== Records for the exercise ==

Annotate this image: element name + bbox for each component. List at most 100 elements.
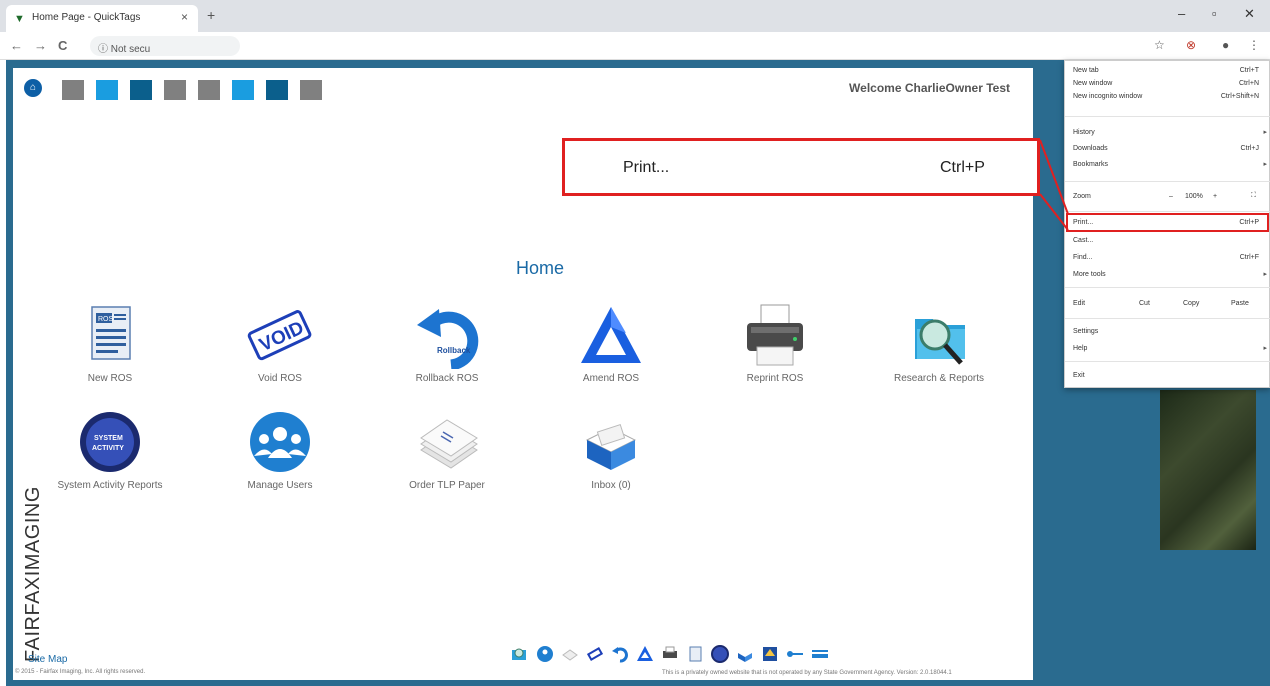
amend-ros-button[interactable]: Amend ROS [536,303,686,384]
menu-bookmarks[interactable]: Bookmarks ▸ [1065,159,1270,171]
reprint-ros-label: Reprint ROS [746,373,804,384]
void-stamp-icon: VOID [240,303,320,369]
menu-new-tab[interactable]: New tab Ctrl+T [1065,65,1270,77]
activity-icon-text: ACTIVITY [92,445,124,452]
inbox-label: Inbox (0) [591,480,631,491]
chrome-menu-icon[interactable]: ⋮ [1248,38,1260,52]
printer-mini-icon[interactable] [660,644,680,664]
ros-icon-text: ROS [98,316,114,323]
nav-tile[interactable] [266,80,288,100]
browser-tab[interactable]: ▼ Home Page - QuickTags × [6,5,198,32]
submenu-arrow-icon: ▸ [1263,161,1267,168]
print-highlight-box [1066,213,1269,232]
system-icon-text: SYSTEM [94,435,123,442]
zoom-out-button[interactable]: – [1169,193,1173,200]
system-activity-mini-icon[interactable] [710,644,730,664]
inbox-button[interactable]: Inbox (0) [536,410,686,491]
zoom-level: 100% [1185,193,1203,200]
menu-edit: Edit Cut Copy Paste [1073,300,1249,307]
quicktags-favicon-icon: ▼ [14,13,25,25]
nav-tile[interactable] [164,80,186,100]
users-mini-icon[interactable] [535,644,555,664]
menu-exit[interactable]: Exit [1065,370,1270,382]
forward-button[interactable]: → [34,38,47,53]
menu-history[interactable]: History ▸ [1065,127,1270,139]
key-mini-icon[interactable] [785,644,805,664]
back-button[interactable]: ← [10,38,23,53]
menu-new-window[interactable]: New window Ctrl+N [1065,78,1270,90]
home-icon[interactable]: ⌂ [24,79,42,97]
close-window-button[interactable]: ✕ [1244,6,1255,22]
nav-tile[interactable] [62,80,84,100]
menu-cast[interactable]: Cast... [1065,235,1270,247]
submenu-arrow-icon: ▸ [1263,129,1267,136]
paper-stack-mini-icon[interactable] [560,644,580,664]
void-ros-button[interactable]: VOID Void ROS [205,303,355,384]
new-ros-icon: ROS [70,303,150,369]
extension-icon[interactable]: ⊗ [1186,38,1196,52]
edit-copy-button[interactable]: Copy [1183,300,1199,307]
background-photo [1160,390,1256,550]
nav-tile[interactable] [198,80,220,100]
star-icon[interactable]: ☆ [1154,38,1165,52]
disclaimer-text: This is a privately owned website that i… [662,670,952,676]
address-bar[interactable]: ⓘ Not secu [90,36,240,56]
zoom-in-button[interactable]: + [1213,193,1217,200]
rollback-ros-button[interactable]: Rollback Rollback ROS [372,303,522,384]
system-activity-reports-label: System Activity Reports [57,480,163,491]
triangle-mini-icon[interactable] [635,644,655,664]
rollback-ros-label: Rollback ROS [415,373,479,384]
inbox-mini-icon[interactable] [735,644,755,664]
nav-tile[interactable] [300,80,322,100]
order-tlp-paper-button[interactable]: Order TLP Paper [372,410,522,491]
callout-print-shortcut: Ctrl+P [940,159,985,176]
folder-magnifier-icon [899,303,979,369]
nav-tile[interactable] [96,80,118,100]
upload-mini-icon[interactable] [760,644,780,664]
nav-tile[interactable] [232,80,254,100]
maximize-button[interactable]: ▫ [1212,6,1217,21]
edit-paste-button[interactable]: Paste [1231,300,1249,307]
void-ros-label: Void ROS [258,373,302,384]
menu-new-incognito-window[interactable]: New incognito window Ctrl+Shift+N [1065,91,1270,103]
menu-find[interactable]: Find... Ctrl+F [1065,252,1270,264]
tab-title: Home Page - QuickTags [32,12,141,23]
card-mini-icon[interactable] [810,644,830,664]
reprint-ros-button[interactable]: Reprint ROS [700,303,850,384]
minimize-button[interactable]: – [1178,6,1185,21]
menu-downloads[interactable]: Downloads Ctrl+J [1065,143,1270,155]
document-mini-icon[interactable] [685,644,705,664]
void-stamp-mini-icon[interactable] [585,644,605,664]
users-icon [240,410,320,476]
new-ros-button[interactable]: ROS New ROS [35,303,185,384]
quick-links-bar [510,644,1010,666]
tab-close-icon[interactable]: × [181,10,188,24]
research-reports-label: Research & Reports [893,373,985,384]
welcome-text: Welcome CharlieOwner Test [849,81,1010,95]
menu-settings[interactable]: Settings [1065,326,1270,338]
nav-tile[interactable] [130,80,152,100]
research-reports-button[interactable]: Research & Reports [864,303,1014,384]
new-tab-button[interactable]: + [207,7,215,23]
tab-bar: ▼ Home Page - QuickTags × + – ▫ ✕ [0,0,1270,32]
brand-logo: FAIRFAXIMAGING [22,486,44,662]
menu-divider [1065,181,1270,182]
system-activity-icon: SYSTEM ACTIVITY [70,410,150,476]
print-callout: Print... Ctrl+P [562,138,1040,196]
submenu-arrow-icon: ▸ [1263,345,1267,352]
amend-ros-label: Amend ROS [582,373,640,384]
reload-button[interactable]: C [58,38,67,53]
edit-cut-button[interactable]: Cut [1139,300,1150,307]
rollback-mini-icon[interactable] [610,644,630,664]
screen: ▼ Home Page - QuickTags × + – ▫ ✕ ← → C … [0,0,1270,686]
menu-divider [1065,318,1270,319]
site-map-link[interactable]: Site Map [28,654,67,665]
fullscreen-icon[interactable]: ⛶ [1251,192,1256,200]
system-activity-reports-button[interactable]: SYSTEM ACTIVITY System Activity Reports [35,410,185,491]
callout-print-label: Print... [623,159,670,176]
folder-magnifier-mini-icon[interactable] [510,644,530,664]
menu-help[interactable]: Help ▸ [1065,343,1270,355]
profile-icon[interactable]: ● [1222,38,1229,52]
manage-users-button[interactable]: Manage Users [205,410,355,491]
menu-more-tools[interactable]: More tools ▸ [1065,269,1270,281]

===

Short problem:
Recast every line of the records above as a JSON list of strings, one string per line, skipping blank lines and leaving the pictures out.

Problem solution:
[
  "Annotate this image: element name + bbox for each component. List at most 100 elements.",
  "amend-ros-button[interactable]: Amend ROS [536,303,686,384]",
  "menu-bookmarks[interactable]: Bookmarks ▸ [1065,159,1270,171]",
  "reprint-ros-label: Reprint ROS [746,373,804,384]",
  "void-stamp-icon: VOID [240,303,320,369]",
  "menu-new-tab[interactable]: New tab Ctrl+T [1065,65,1270,77]",
  "activity-icon-text: ACTIVITY [92,445,124,452]",
  "inbox-label: Inbox (0) [591,480,631,491]",
  "chrome-menu-icon[interactable]: ⋮ [1248,38,1260,52]",
  "printer-mini-icon[interactable] [660,644,680,664]",
  "ros-icon-text: ROS [98,316,114,323]",
  "nav-tile[interactable] [266,80,288,100]",
  "browser-tab[interactable]: ▼ Home Page - QuickTags × [6,5,198,32]",
  "submenu-arrow-icon: ▸ [1263,161,1267,168]",
  "print-highlight-box [1066,213,1269,232]",
  "system-icon-text: SYSTEM [94,435,123,442]",
  "zoom-out-button[interactable]: – [1169,193,1173,200]",
  "system-activity-mini-icon[interactable] [710,644,730,664]",
  "inbox-button[interactable]: Inbox (0) [536,410,686,491]",
  "zoom-level: 100% [1185,193,1203,200]",
  "menu-edit: Edit Cut Copy Paste [1073,300,1249,307]",
  "quicktags-favicon-icon: ▼ [14,13,25,25]",
  "nav-tile[interactable] [164,80,186,100]",
  "users-mini-icon[interactable] [535,644,555,664]",
  "menu-exit[interactable]: Exit [1065,370,1270,382]",
  "forward-button[interactable]: → [34,38,47,53]",
  "menu-history[interactable]: History ▸ [1065,127,1270,139]",
  "key-mini-icon[interactable] [785,644,805,664]",
  "back-button[interactable]: ← [10,38,23,53]",
  "menu-new-window[interactable]: New window Ctrl+N [1065,78,1270,90]",
  "home-icon[interactable]: ⌂ [24,79,42,97]",
  "close-window-button[interactable]: ✕ [1244,6,1255,22]",
  "nav-tile[interactable] [62,80,84,100]",
  "menu-cast[interactable]: Cast... [1065,235,1270,247]",
  "submenu-arrow-icon: ▸ [1263,129,1267,136]",
  "paper-stack-mini-icon[interactable] [560,644,580,664]",
  "void-ros-button[interactable]: VOID Void ROS [205,303,355,384]",
  "new-ros-icon: ROS [70,303,150,369]",
  "extension-icon[interactable]: ⊗ [1186,38,1196,52]",
  "edit-copy-button[interactable]: Copy [1183,300,1199,307]",
  "background-photo [1160,390,1256,550]",
  "nav-tile[interactable] [198,80,220,100]",
  "star-icon[interactable]: ☆ [1154,38,1165,52]",
  "disclaimer-text: This is a privately owned website that i… [662,670,952,676]",
  "address-bar[interactable]: ⓘ Not secu [90,36,240,56]",
  "zoom-in-button[interactable]: + [1213,193,1217,200]",
  "rollback-ros-button[interactable]: Rollback Rollback ROS [372,303,522,384]",
  "system-activity-reports-label: System Activity Reports [57,480,163,491]",
  "triangle-mini-icon[interactable] [635,644,655,664]",
  "rollback-ros-label: Rollback ROS [415,373,479,384]",
  "inbox-mini-icon[interactable] [735,644,755,664]",
  "nav-tile[interactable] [300,80,322,100]",
  "order-tlp-paper-button[interactable]: Order TLP Paper [372,410,522,491]",
  "callout-print-shortcut: Ctrl+P [940,159,985,176]",
  "folder-magnifier-icon [899,303,979,369]",
  "nav-tile[interactable] [96,80,118,100]",
  "upload-mini-icon[interactable] [760,644,780,664]",
  "nav-tile[interactable] [232,80,254,100]",
  "maximize-button[interactable]: ▫ [1212,6,1217,21]",
  "edit-paste-button[interactable]: Paste [1231,300,1249,307]",
  "void-ros-label: Void ROS [258,373,302,384]",
  "menu-new-incognito-window[interactable]: New incognito window Ctrl+Shift+N [1065,91,1270,103]",
  "menu-find[interactable]: Find... Ctrl+F [1065,252,1270,264]",
  "tab-title: Home Page - QuickTags [32,12,141,23]",
  "card-mini-icon[interactable] [810,644,830,664]",
  "reprint-ros-button[interactable]: Reprint ROS [700,303,850,384]",
  "minimize-button[interactable]: – [1178,6,1185,21]",
  "menu-downloads[interactable]: Downloads Ctrl+J [1065,143,1270,155]",
  "document-mini-icon[interactable] [685,644,705,664]",
  "void-stamp-mini-icon[interactable] [585,644,605,664]",
  "users-icon [240,410,320,476]",
  "new-ros-button[interactable]: ROS New ROS [35,303,185,384]",
  "quick-links-bar [510,644,1010,666]",
  "tab-close-icon[interactable]: × [181,10,188,24]",
  "research-reports-label: Research & Reports [893,373,985,384]",
  "welcome-text: Welcome CharlieOwner Test [849,81,1010,95]",
  "menu-settings[interactable]: Settings [1065,326,1270,338]",
  "nav-tile[interactable] [130,80,152,100]",
  "research-reports-button[interactable]: Research & Reports [864,303,1014,384]",
  "new-tab-button[interactable]: + [207,7,215,23]",
  "tab-bar: ▼ Home Page - QuickTags × + – ▫ ✕ [0,0,1270,32]",
  "brand-logo: FAIRFAXIMAGING [22,486,44,662]",
  "menu-divider [1065,181,1270,182]",
  "system-activity-icon: SYSTEM ACTIVITY [70,410,150,476]",
  "print-callout: Print... Ctrl+P [562,138,1040,196]",
  "submenu-arrow-icon: ▸ [1263,345,1267,352]",
  "amend-ros-label: Amend ROS [582,373,640,384]",
  "reload-button[interactable]: C [58,38,67,53]",
  "edit-cut-button[interactable]: Cut [1139,300,1150,307]",
  "rollback-mini-icon[interactable] [610,644,630,664]",
  "screen: ▼ Home Page - QuickTags × + – ▫ ✕ ← → C … [0,0,1270,686]",
  "menu-divider [1065,318,1270,319]",
  "site-map-link[interactable]: Site Map [28,654,67,665]",
  "fullscreen-icon[interactable]: ⛶ [1251,192,1256,200]",
  "system-activity-reports-button[interactable]: SYSTEM ACTIVITY System Activity Reports [35,410,185,491]",
  "callout-print-label: Print... [623,159,670,176]",
  "folder-magnifier-mini-icon[interactable] [510,644,530,664]",
  "menu-help[interactable]: Help ▸ [1065,343,1270,355]",
  "profile-icon[interactable]: ● [1222,38,1229,52]",
  "manage-users-button[interactable]: Manage Users [205,410,355,491]",
  "menu-more-tools[interactable]: More tools ▸ [1065,269,1270,281]"
]